Task details:
Find and copy lines holding "其中若有任何疑问".

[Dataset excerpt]
******************************

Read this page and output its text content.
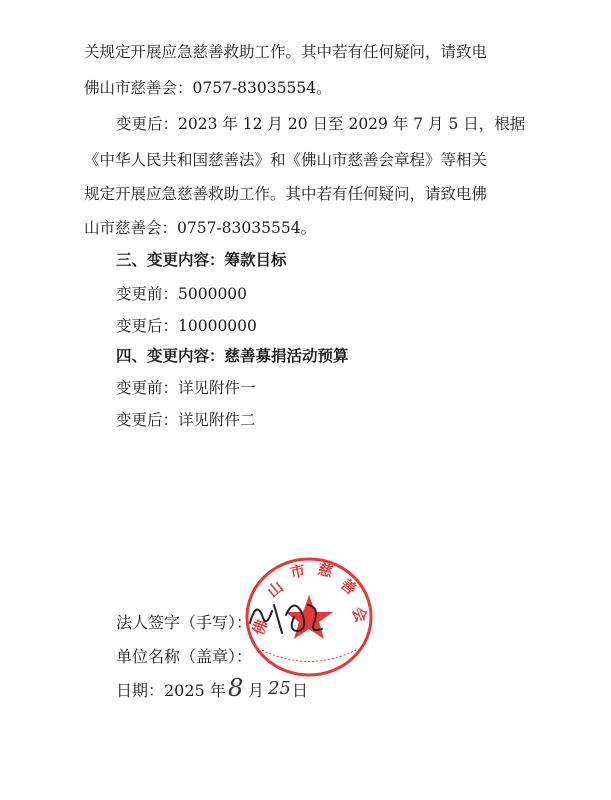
关规定开展应急慈善救助工作。其中若有任何疑问，请致电
佛山市慈善会：0757-83035554。
变更后：2023 年 12 月 20 日至 2029 年 7 月 5 日，根据
《中华人民共和国慈善法》和《佛山市慈善会章程》等相关
规定开展应急慈善救助工作。其中若有任何疑问，请致电佛
山市慈善会：0757-83035554。
三、变更内容：筹款目标
变更前：5000000
变更后：10000000
四、变更内容：慈善募捐活动预算
变更前：详见附件一
变更后：详见附件二
法人签字（手写）：
单位名称（盖章）：
日期：2025 年 月 日
8 25
佛
山
市 慈
善
会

******************************

Solution to the exercise:
关规定开展应急慈善救助工作。其中若有任何疑问，请致电
规定开展应急慈善救助工作。其中若有任何疑问，请致电佛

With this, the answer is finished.